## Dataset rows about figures

━━━━━━━━━━━━━━━━

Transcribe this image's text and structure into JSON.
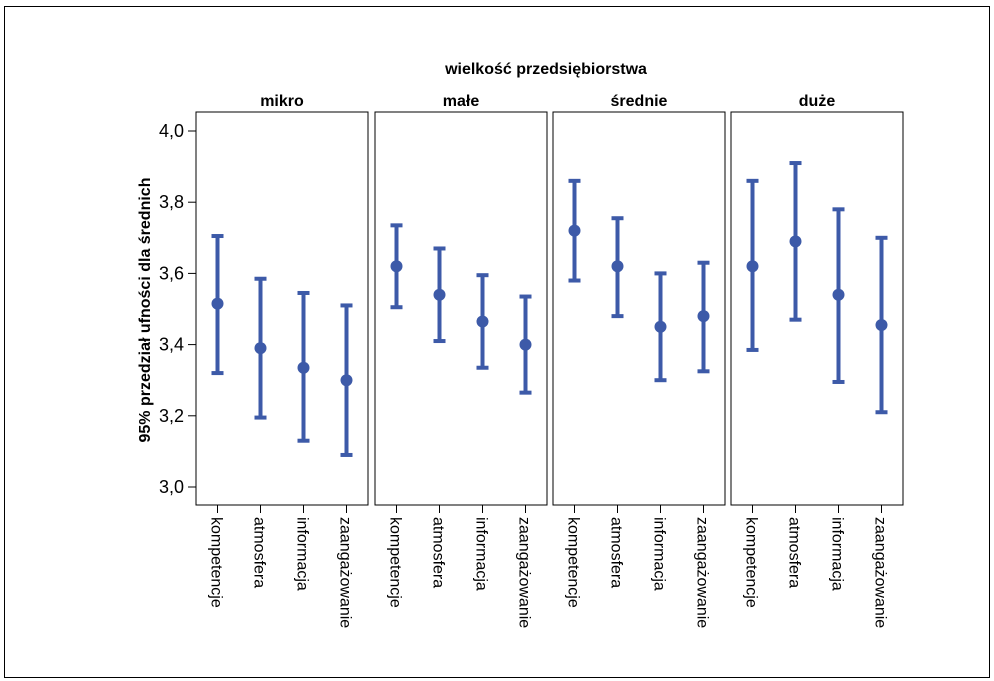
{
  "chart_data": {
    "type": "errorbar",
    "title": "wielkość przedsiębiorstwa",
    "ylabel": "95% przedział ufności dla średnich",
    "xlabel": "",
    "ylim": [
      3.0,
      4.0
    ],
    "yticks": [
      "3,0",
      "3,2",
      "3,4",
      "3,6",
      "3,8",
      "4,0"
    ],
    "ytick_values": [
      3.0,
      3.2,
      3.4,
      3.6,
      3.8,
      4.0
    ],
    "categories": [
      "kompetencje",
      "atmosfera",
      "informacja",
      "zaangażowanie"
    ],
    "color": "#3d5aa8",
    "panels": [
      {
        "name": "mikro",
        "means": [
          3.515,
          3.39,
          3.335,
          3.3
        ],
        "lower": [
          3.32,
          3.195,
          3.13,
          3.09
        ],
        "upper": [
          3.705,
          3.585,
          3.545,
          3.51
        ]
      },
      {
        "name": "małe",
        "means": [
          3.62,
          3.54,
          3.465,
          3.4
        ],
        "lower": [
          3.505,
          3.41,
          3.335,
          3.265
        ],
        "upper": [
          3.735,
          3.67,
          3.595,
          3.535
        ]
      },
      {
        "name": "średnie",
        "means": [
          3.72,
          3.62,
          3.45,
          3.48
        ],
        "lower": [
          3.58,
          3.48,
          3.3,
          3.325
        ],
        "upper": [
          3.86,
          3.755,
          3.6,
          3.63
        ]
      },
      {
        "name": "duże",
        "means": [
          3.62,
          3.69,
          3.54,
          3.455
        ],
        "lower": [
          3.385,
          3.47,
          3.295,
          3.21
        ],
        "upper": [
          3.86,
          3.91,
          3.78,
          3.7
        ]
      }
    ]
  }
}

━━━━━━━━━━━━━━━━

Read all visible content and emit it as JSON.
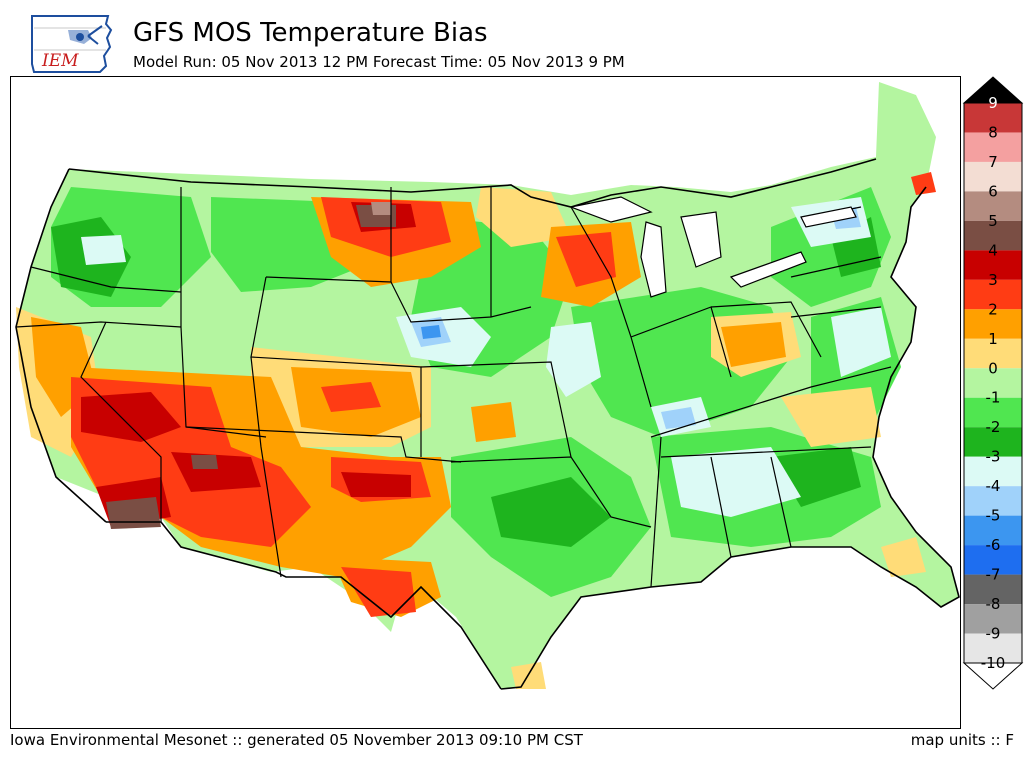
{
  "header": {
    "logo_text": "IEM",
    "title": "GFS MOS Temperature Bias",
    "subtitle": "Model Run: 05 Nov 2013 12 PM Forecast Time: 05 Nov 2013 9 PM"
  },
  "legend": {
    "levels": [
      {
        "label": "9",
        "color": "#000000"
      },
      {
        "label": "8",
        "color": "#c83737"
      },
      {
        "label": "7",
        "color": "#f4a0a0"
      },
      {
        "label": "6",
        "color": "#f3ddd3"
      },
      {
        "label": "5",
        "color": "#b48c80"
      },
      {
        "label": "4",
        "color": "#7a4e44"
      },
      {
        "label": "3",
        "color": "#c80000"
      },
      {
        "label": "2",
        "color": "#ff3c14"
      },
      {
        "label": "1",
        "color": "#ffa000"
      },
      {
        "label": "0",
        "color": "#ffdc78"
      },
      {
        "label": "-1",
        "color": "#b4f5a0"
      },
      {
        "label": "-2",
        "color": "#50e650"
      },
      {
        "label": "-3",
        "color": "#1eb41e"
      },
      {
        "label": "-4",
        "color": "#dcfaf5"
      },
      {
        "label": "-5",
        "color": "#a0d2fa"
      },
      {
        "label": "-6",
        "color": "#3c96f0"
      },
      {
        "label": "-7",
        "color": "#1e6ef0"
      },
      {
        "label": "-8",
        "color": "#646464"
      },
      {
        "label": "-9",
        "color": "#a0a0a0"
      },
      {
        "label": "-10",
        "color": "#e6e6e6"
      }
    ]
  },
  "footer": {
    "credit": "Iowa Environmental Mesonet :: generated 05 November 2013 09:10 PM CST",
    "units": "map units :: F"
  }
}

━━━━━━━━━━━━━━━━

## WORK REQUIRED
Above are lines of data; state how many of them contain the word "JSON", with no other output.

## TASK RESPONSE
2